→ **Stated exercise**
Collect all the lines that mention the word "BUENOS".

━━━ Dataset

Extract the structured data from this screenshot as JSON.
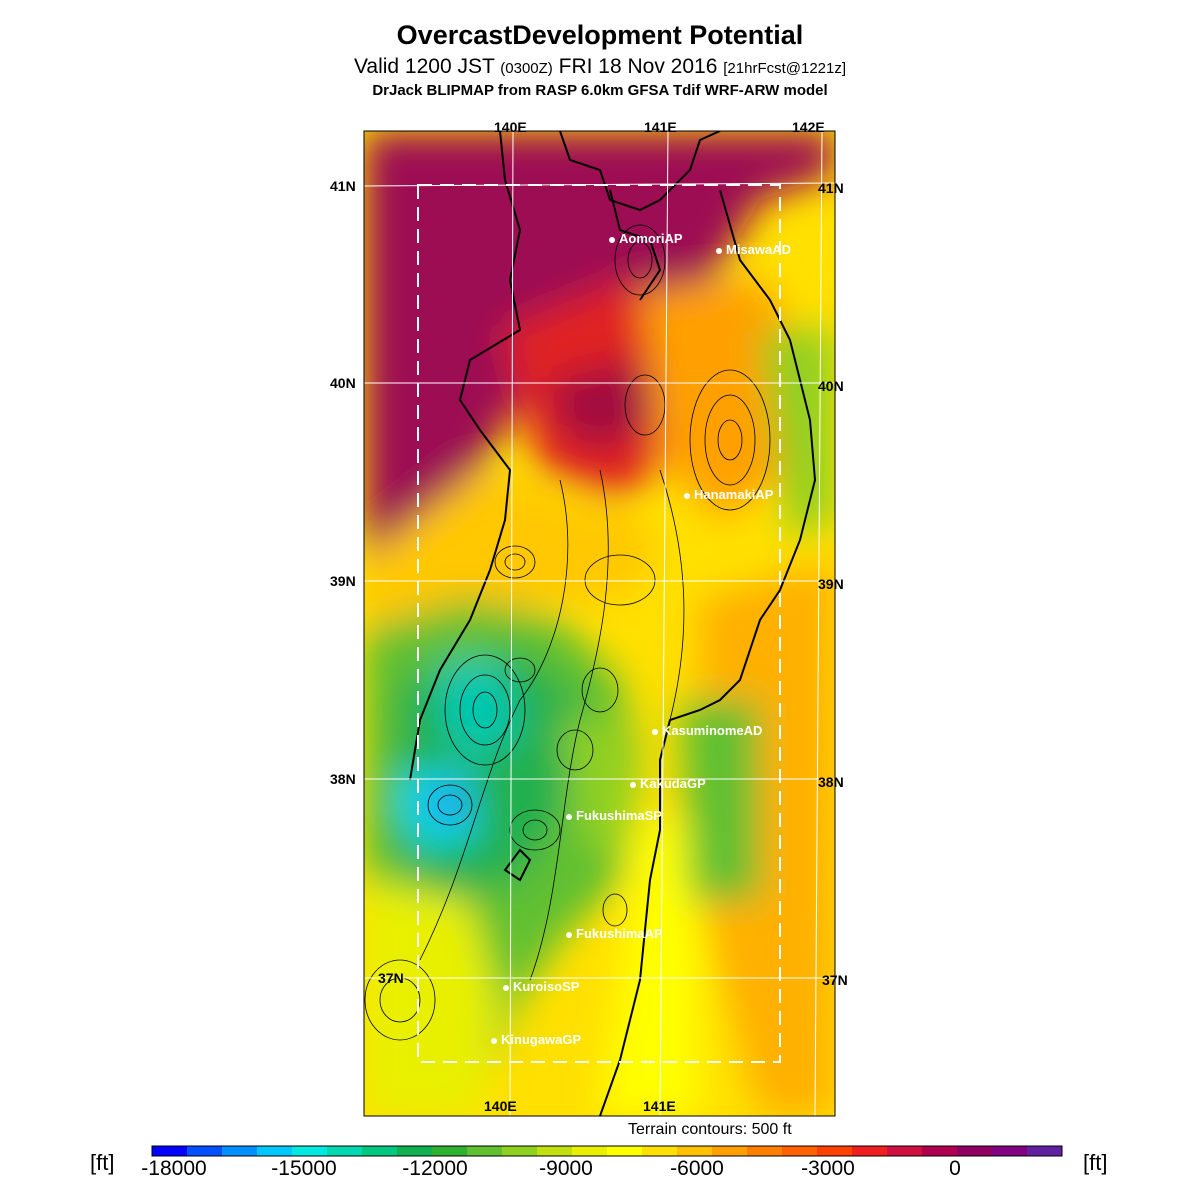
{
  "title": "OvercastDevelopment Potential",
  "subtitle": {
    "valid": "Valid 1200 JST",
    "zulu": "(0300Z)",
    "date": "FRI 18 Nov 2016",
    "fcst": "[21hrFcst@1221z]"
  },
  "model_line": "DrJack BLIPMAP from RASP 6.0km GFSA Tdif WRF-ARW model",
  "grid_labels": {
    "top_lon": [
      "140E",
      "141E",
      "142E"
    ],
    "bottom_lon": [
      "140E",
      "141E"
    ],
    "left_lat": [
      "41N",
      "40N",
      "39N",
      "38N",
      "37N"
    ],
    "right_lat": [
      "41N",
      "40N",
      "39N",
      "38N",
      "37N"
    ]
  },
  "stations": [
    {
      "name": "AomoriAP"
    },
    {
      "name": "MisawaAD"
    },
    {
      "name": "HanamakiAP"
    },
    {
      "name": "KasuminomeAD"
    },
    {
      "name": "KakudaGP"
    },
    {
      "name": "FukushimaSP"
    },
    {
      "name": "FukushimaAP"
    },
    {
      "name": "KuroisoSP"
    },
    {
      "name": "KinugawaGP"
    }
  ],
  "terrain_note": "Terrain contours: 500 ft",
  "colorbar": {
    "unit": "[ft]",
    "ticks": [
      "-18000",
      "-15000",
      "-12000",
      "-9000",
      "-6000",
      "-3000",
      "0"
    ],
    "colors": [
      "#0000ff",
      "#0050ff",
      "#0090ff",
      "#00c8ff",
      "#00e8e0",
      "#00d8b0",
      "#00c880",
      "#10b050",
      "#30b030",
      "#60c030",
      "#90d020",
      "#c0e010",
      "#e8f000",
      "#ffff00",
      "#ffe000",
      "#ffc000",
      "#ffa000",
      "#ff8000",
      "#ff6000",
      "#ff4000",
      "#f02020",
      "#d01040",
      "#b00050",
      "#900060",
      "#800080",
      "#6020a0"
    ]
  }
}
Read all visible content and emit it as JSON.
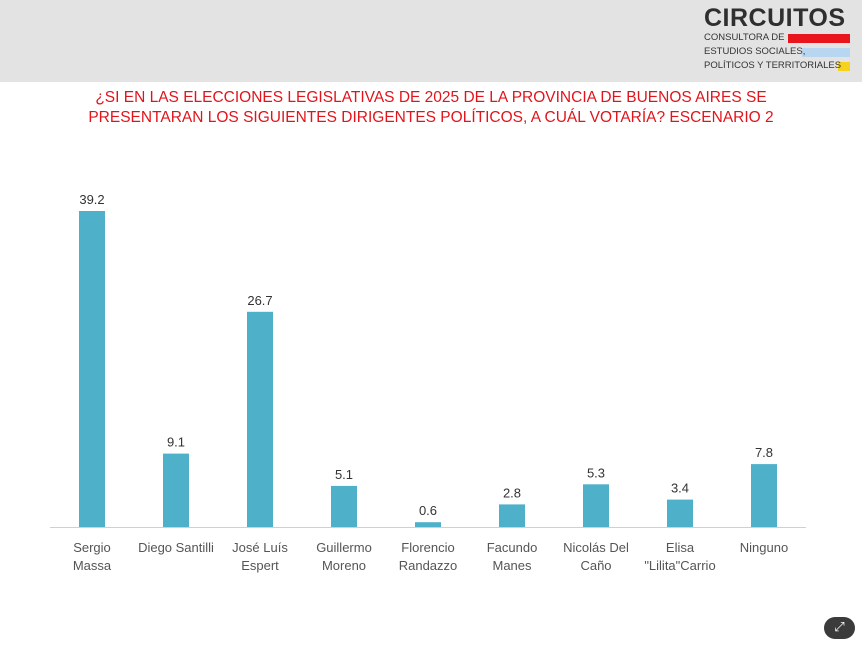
{
  "logo": {
    "name": "CIRCUITOS",
    "lines": [
      "CONSULTORA DE",
      "ESTUDIOS SOCIALES,",
      "POLÍTICOS Y TERRITORIALES"
    ],
    "bar_colors": [
      "#e8161c",
      "#b8d6ef",
      "#f5d21e"
    ]
  },
  "title_lines": [
    "¿SI EN LAS ELECCIONES LEGISLATIVAS DE 2025 DE LA PROVINCIA DE BUENOS AIRES SE",
    "PRESENTARAN LOS SIGUIENTES DIRIGENTES POLÍTICOS, A CUÁL VOTARÍA? ESCENARIO 2"
  ],
  "colors": {
    "bar": "#4fb1c9",
    "title": "#e2141b",
    "header_band": "#e3e3e3"
  },
  "expand_icon": "expand-icon",
  "chart_data": {
    "type": "bar",
    "title": "¿SI EN LAS ELECCIONES LEGISLATIVAS DE 2025 DE LA PROVINCIA DE BUENOS AIRES SE PRESENTARAN LOS SIGUIENTES DIRIGENTES POLÍTICOS, A CUÁL VOTARÍA? ESCENARIO 2",
    "categories": [
      [
        "Sergio",
        "Massa"
      ],
      [
        "Diego Santilli"
      ],
      [
        "José Luís",
        "Espert"
      ],
      [
        "Guillermo",
        "Moreno"
      ],
      [
        "Florencio",
        "Randazzo"
      ],
      [
        "Facundo",
        "Manes"
      ],
      [
        "Nicolás Del",
        "Caño"
      ],
      [
        "Elisa",
        "\"Lilita\"Carrio"
      ],
      [
        "Ninguno"
      ]
    ],
    "values": [
      39.2,
      9.1,
      26.7,
      5.1,
      0.6,
      2.8,
      5.3,
      3.4,
      7.8
    ],
    "value_labels": [
      "39.2",
      "9.1",
      "26.7",
      "5.1",
      "0.6",
      "2.8",
      "5.3",
      "3.4",
      "7.8"
    ],
    "ylim": [
      0,
      40
    ],
    "grid": false,
    "legend": "none",
    "xlabel": "",
    "ylabel": ""
  }
}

━━━━━━

→ **Exercise solution**
    "¿SI EN LAS ELECCIONES LEGISLATIVAS DE 2025 DE LA PROVINCIA DE BUENOS AIRES SE",
    "title": "¿SI EN LAS ELECCIONES LEGISLATIVAS DE 2025 DE LA PROVINCIA DE BUENOS AIRES SE PRESENTARAN LOS SIGUIENTES DIRIGENTES POLÍTICOS, A CUÁL VOTARÍA? ESCENARIO 2",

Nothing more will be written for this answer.